═════ Recorded data

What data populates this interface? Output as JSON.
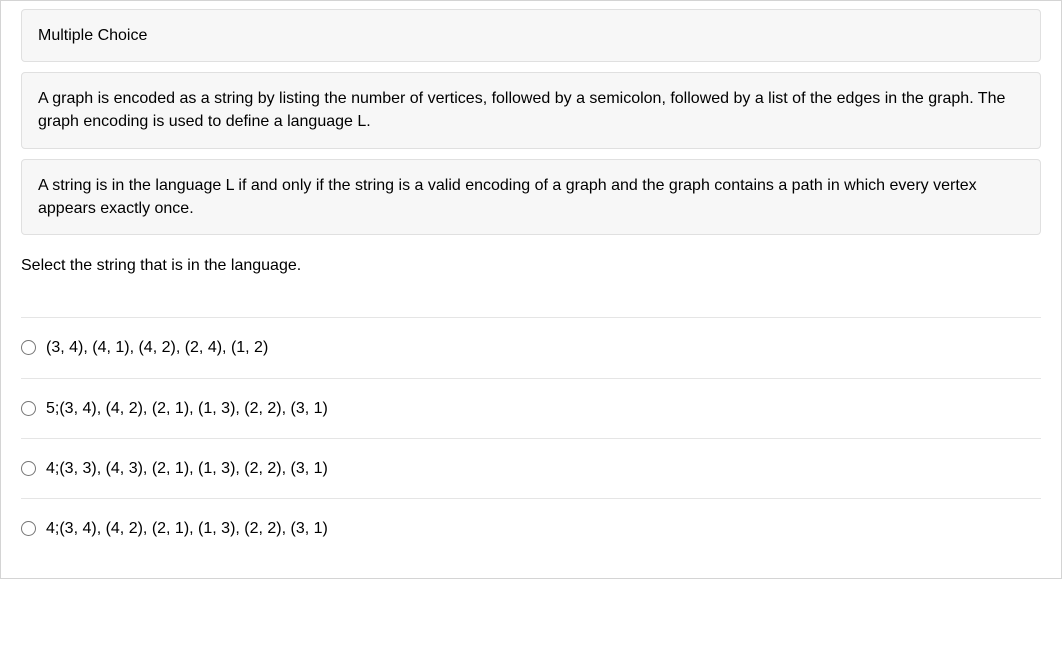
{
  "title": "Multiple Choice",
  "blocks": [
    "A graph is encoded as a string by listing the number of vertices, followed by a semicolon, followed by a list of the edges\nin the graph. The graph encoding is used to define a language L.",
    "A string is in the language L if and only if the string is a valid encoding of a graph and the graph contains a path in which\nevery vertex appears exactly once."
  ],
  "prompt": "Select the string that is in the language.",
  "options": [
    "(3, 4), (4, 1), (4, 2), (2, 4), (1, 2)",
    "5;(3, 4), (4, 2), (2, 1), (1, 3), (2, 2), (3, 1)",
    "4;(3, 3), (4, 3), (2, 1), (1, 3), (2, 2), (3, 1)",
    "4;(3, 4), (4, 2), (2, 1), (1, 3), (2, 2), (3, 1)"
  ]
}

══════════

**Your task:**
Give back each entry exactly as it appears, with no pictures.

**Full response:**
What data populates this interface? Output as JSON.
{
  "title": "Multiple Choice",
  "blocks": [
    "A graph is encoded as a string by listing the number of vertices, followed by a semicolon, followed by a list of the edges\nin the graph. The graph encoding is used to define a language L.",
    "A string is in the language L if and only if the string is a valid encoding of a graph and the graph contains a path in which\nevery vertex appears exactly once."
  ],
  "prompt": "Select the string that is in the language.",
  "options": [
    "(3, 4), (4, 1), (4, 2), (2, 4), (1, 2)",
    "5;(3, 4), (4, 2), (2, 1), (1, 3), (2, 2), (3, 1)",
    "4;(3, 3), (4, 3), (2, 1), (1, 3), (2, 2), (3, 1)",
    "4;(3, 4), (4, 2), (2, 1), (1, 3), (2, 2), (3, 1)"
  ]
}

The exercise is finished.